- DIRECTION
Your task is to repeat the lines below exactly, excluding any pictures they contain.

- EXCERPTED RECORDS
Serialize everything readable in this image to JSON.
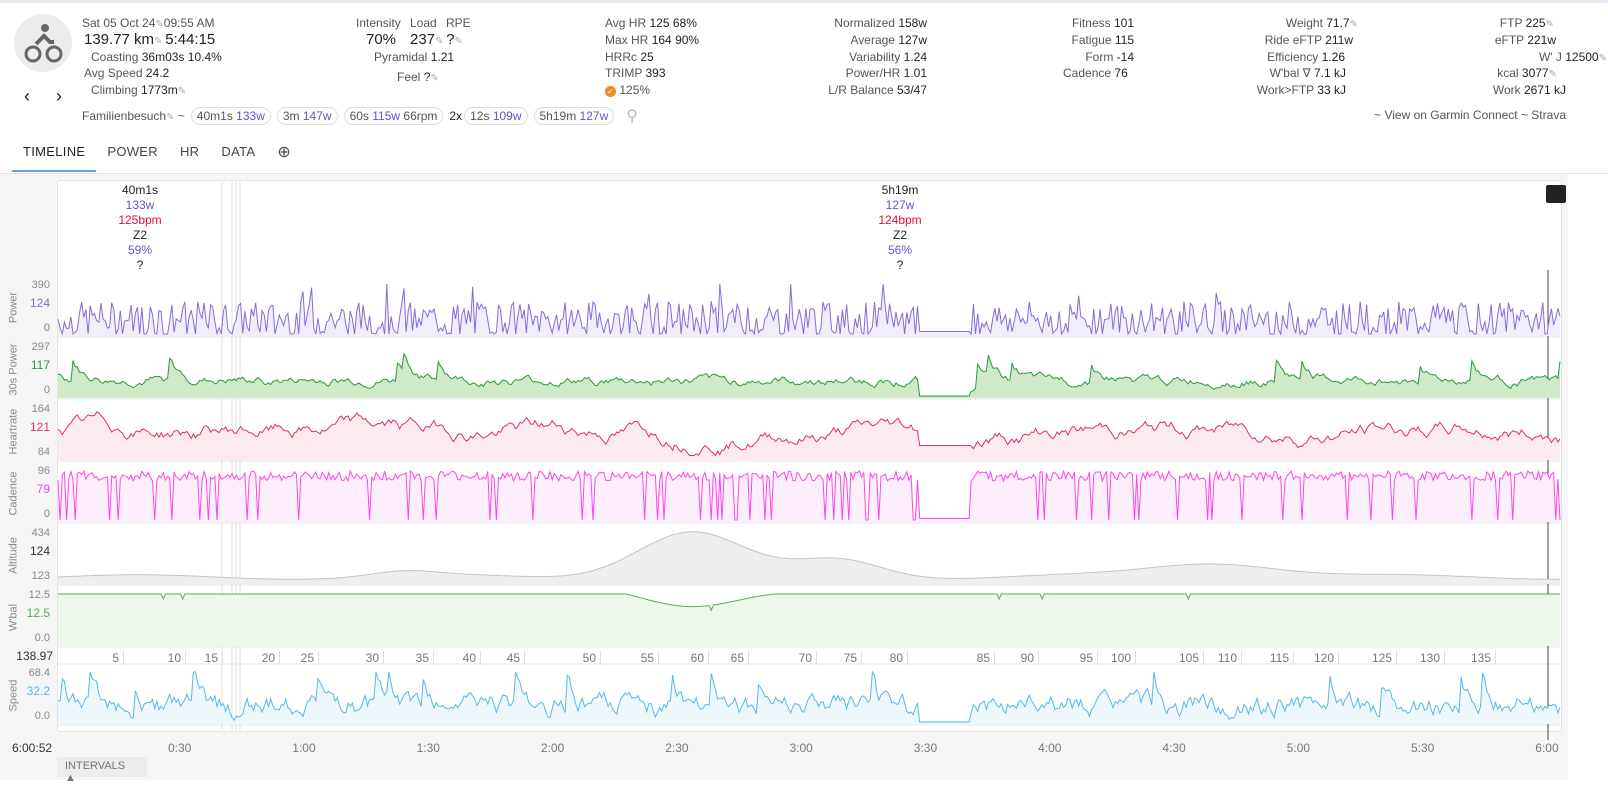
{
  "header": {
    "date": "Sat 05 Oct 24",
    "time": "09:55 AM",
    "distance": "139.77 km",
    "duration": "5:44:15",
    "coasting_label": "Coasting",
    "coasting_time": "36m03s",
    "coasting_pct": "10.4%",
    "avg_speed_label": "Avg Speed",
    "avg_speed": "24.2",
    "climbing_label": "Climbing",
    "climbing": "1773m",
    "intensity_label": "Intensity",
    "intensity": "70%",
    "load_label": "Load",
    "load": "237",
    "rpe_label": "RPE",
    "rpe": "?",
    "pyramidal_label": "Pyramidal",
    "pyramidal": "1.21",
    "feel_label": "Feel",
    "feel": "?",
    "avg_hr_label": "Avg HR",
    "avg_hr": "125",
    "avg_hr_pct": "68%",
    "max_hr_label": "Max HR",
    "max_hr": "164",
    "max_hr_pct": "90%",
    "hrrc_label": "HRRc",
    "hrrc": "25",
    "trimp_label": "TRIMP",
    "trimp": "393",
    "check_pct": "125%",
    "normalized_label": "Normalized",
    "normalized": "158w",
    "average_label": "Average",
    "average": "127w",
    "variability_label": "Variability",
    "variability": "1.24",
    "power_hr_label": "Power/HR",
    "power_hr": "1.01",
    "lr_label": "L/R Balance",
    "lr": "53/47",
    "fitness_label": "Fitness",
    "fitness": "101",
    "fatigue_label": "Fatigue",
    "fatigue": "115",
    "form_label": "Form",
    "form": "-14",
    "cadence_label": "Cadence",
    "cadence": "76",
    "weight_label": "Weight",
    "weight": "71.7",
    "ride_eftp_label": "Ride eFTP",
    "ride_eftp": "211w",
    "efficiency_label": "Efficiency",
    "efficiency": "1.26",
    "wbal_label": "W'bal ∇",
    "wbal": "7.1 kJ",
    "work_ftp_label": "Work>FTP",
    "work_ftp": "33 kJ",
    "ftp_label": "FTP",
    "ftp": "225",
    "eftp_label": "eFTP",
    "eftp": "221w",
    "wj_label": "W' J",
    "wj": "12500",
    "kcal_label": "kcal",
    "kcal": "3077",
    "work_label": "Work",
    "work": "2671 kJ",
    "links": "~ View on Garmin Connect ~ Strava",
    "name": "Familienbesuch",
    "tilde": "~",
    "twox": "2x"
  },
  "chips": [
    {
      "a": "40m1s",
      "w": "133w",
      "b": ""
    },
    {
      "a": "3m",
      "w": "147w",
      "b": ""
    },
    {
      "a": "60s",
      "w": "115w",
      "b": "66rpm"
    },
    {
      "a": "12s",
      "w": "109w",
      "b": ""
    },
    {
      "a": "5h19m",
      "w": "127w",
      "b": ""
    }
  ],
  "tabs": [
    "TIMELINE",
    "POWER",
    "HR",
    "DATA"
  ],
  "intervals_summary": [
    {
      "dur": "40m1s",
      "power": "133w",
      "hr": "125bpm",
      "zone": "Z2",
      "pct": "59%",
      "q": "?"
    },
    {
      "dur": "5h19m",
      "power": "127w",
      "hr": "124bpm",
      "zone": "Z2",
      "pct": "56%",
      "q": "?"
    }
  ],
  "rows": [
    {
      "label": "Power",
      "max": "390",
      "mid": "124",
      "min": "0",
      "color": "#8a6ad8"
    },
    {
      "label": "30s Power",
      "max": "297",
      "mid": "117",
      "min": "0",
      "color": "#2a9a3a"
    },
    {
      "label": "Heartrate",
      "max": "164",
      "mid": "121",
      "min": "84",
      "color": "#e03060"
    },
    {
      "label": "Cadence",
      "max": "96",
      "mid": "79",
      "min": "0",
      "color": "#ff44ee"
    },
    {
      "label": "Altitude",
      "max": "434",
      "mid": "124",
      "min": "123",
      "color": "#bbbbbb"
    },
    {
      "label": "W'bal",
      "max": "12.5",
      "mid": "12.5",
      "min": "0.0",
      "color": "#55b055"
    },
    {
      "label": "Speed",
      "max": "68.4",
      "mid": "32.2",
      "min": "0.0",
      "color": "#55b8ea"
    }
  ],
  "distance_total": "138.97",
  "distance_ticks": [
    "5",
    "10",
    "15",
    "20",
    "25",
    "30",
    "35",
    "40",
    "45",
    "50",
    "55",
    "60",
    "65",
    "70",
    "75",
    "80",
    "85",
    "90",
    "95",
    "100",
    "105",
    "110",
    "115",
    "120",
    "125",
    "130",
    "135"
  ],
  "time_total": "6:00:52",
  "time_ticks": [
    "0:30",
    "1:00",
    "1:30",
    "2:00",
    "2:30",
    "3:00",
    "3:30",
    "4:00",
    "4:30",
    "5:00",
    "5:30",
    "6:00"
  ],
  "intervals_button": "INTERVALS ▲"
}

- RESPONSE BELOW
Serialize everything readable in this image to JSON.
{
  "header": {
    "date": "Sat 05 Oct 24",
    "time": "09:55 AM",
    "distance": "139.77 km",
    "duration": "5:44:15",
    "coasting_label": "Coasting",
    "coasting_time": "36m03s",
    "coasting_pct": "10.4%",
    "avg_speed_label": "Avg Speed",
    "avg_speed": "24.2",
    "climbing_label": "Climbing",
    "climbing": "1773m",
    "intensity_label": "Intensity",
    "intensity": "70%",
    "load_label": "Load",
    "load": "237",
    "rpe_label": "RPE",
    "rpe": "?",
    "pyramidal_label": "Pyramidal",
    "pyramidal": "1.21",
    "feel_label": "Feel",
    "feel": "?",
    "avg_hr_label": "Avg HR",
    "avg_hr": "125",
    "avg_hr_pct": "68%",
    "max_hr_label": "Max HR",
    "max_hr": "164",
    "max_hr_pct": "90%",
    "hrrc_label": "HRRc",
    "hrrc": "25",
    "trimp_label": "TRIMP",
    "trimp": "393",
    "check_pct": "125%",
    "normalized_label": "Normalized",
    "normalized": "158w",
    "average_label": "Average",
    "average": "127w",
    "variability_label": "Variability",
    "variability": "1.24",
    "power_hr_label": "Power/HR",
    "power_hr": "1.01",
    "lr_label": "L/R Balance",
    "lr": "53/47",
    "fitness_label": "Fitness",
    "fitness": "101",
    "fatigue_label": "Fatigue",
    "fatigue": "115",
    "form_label": "Form",
    "form": "-14",
    "cadence_label": "Cadence",
    "cadence": "76",
    "weight_label": "Weight",
    "weight": "71.7",
    "ride_eftp_label": "Ride eFTP",
    "ride_eftp": "211w",
    "efficiency_label": "Efficiency",
    "efficiency": "1.26",
    "wbal_label": "W'bal ∇",
    "wbal": "7.1 kJ",
    "work_ftp_label": "Work>FTP",
    "work_ftp": "33 kJ",
    "ftp_label": "FTP",
    "ftp": "225",
    "eftp_label": "eFTP",
    "eftp": "221w",
    "wj_label": "W' J",
    "wj": "12500",
    "kcal_label": "kcal",
    "kcal": "3077",
    "work_label": "Work",
    "work": "2671 kJ",
    "links": "~ View on Garmin Connect ~ Strava",
    "name": "Familienbesuch",
    "tilde": "~",
    "twox": "2x"
  },
  "chips": [
    {
      "a": "40m1s",
      "w": "133w",
      "b": ""
    },
    {
      "a": "3m",
      "w": "147w",
      "b": ""
    },
    {
      "a": "60s",
      "w": "115w",
      "b": "66rpm"
    },
    {
      "a": "12s",
      "w": "109w",
      "b": ""
    },
    {
      "a": "5h19m",
      "w": "127w",
      "b": ""
    }
  ],
  "tabs": [
    "TIMELINE",
    "POWER",
    "HR",
    "DATA"
  ],
  "intervals_summary": [
    {
      "dur": "40m1s",
      "power": "133w",
      "hr": "125bpm",
      "zone": "Z2",
      "pct": "59%",
      "q": "?"
    },
    {
      "dur": "5h19m",
      "power": "127w",
      "hr": "124bpm",
      "zone": "Z2",
      "pct": "56%",
      "q": "?"
    }
  ],
  "rows": [
    {
      "label": "Power",
      "max": "390",
      "mid": "124",
      "min": "0",
      "color": "#8a6ad8"
    },
    {
      "label": "30s Power",
      "max": "297",
      "mid": "117",
      "min": "0",
      "color": "#2a9a3a"
    },
    {
      "label": "Heartrate",
      "max": "164",
      "mid": "121",
      "min": "84",
      "color": "#e03060"
    },
    {
      "label": "Cadence",
      "max": "96",
      "mid": "79",
      "min": "0",
      "color": "#ff44ee"
    },
    {
      "label": "Altitude",
      "max": "434",
      "mid": "124",
      "min": "123",
      "color": "#bbbbbb"
    },
    {
      "label": "W'bal",
      "max": "12.5",
      "mid": "12.5",
      "min": "0.0",
      "color": "#55b055"
    },
    {
      "label": "Speed",
      "max": "68.4",
      "mid": "32.2",
      "min": "0.0",
      "color": "#55b8ea"
    }
  ],
  "distance_total": "138.97",
  "distance_ticks": [
    "5",
    "10",
    "15",
    "20",
    "25",
    "30",
    "35",
    "40",
    "45",
    "50",
    "55",
    "60",
    "65",
    "70",
    "75",
    "80",
    "85",
    "90",
    "95",
    "100",
    "105",
    "110",
    "115",
    "120",
    "125",
    "130",
    "135"
  ],
  "time_total": "6:00:52",
  "time_ticks": [
    "0:30",
    "1:00",
    "1:30",
    "2:00",
    "2:30",
    "3:00",
    "3:30",
    "4:00",
    "4:30",
    "5:00",
    "5:30",
    "6:00"
  ],
  "intervals_button": "INTERVALS ▲"
}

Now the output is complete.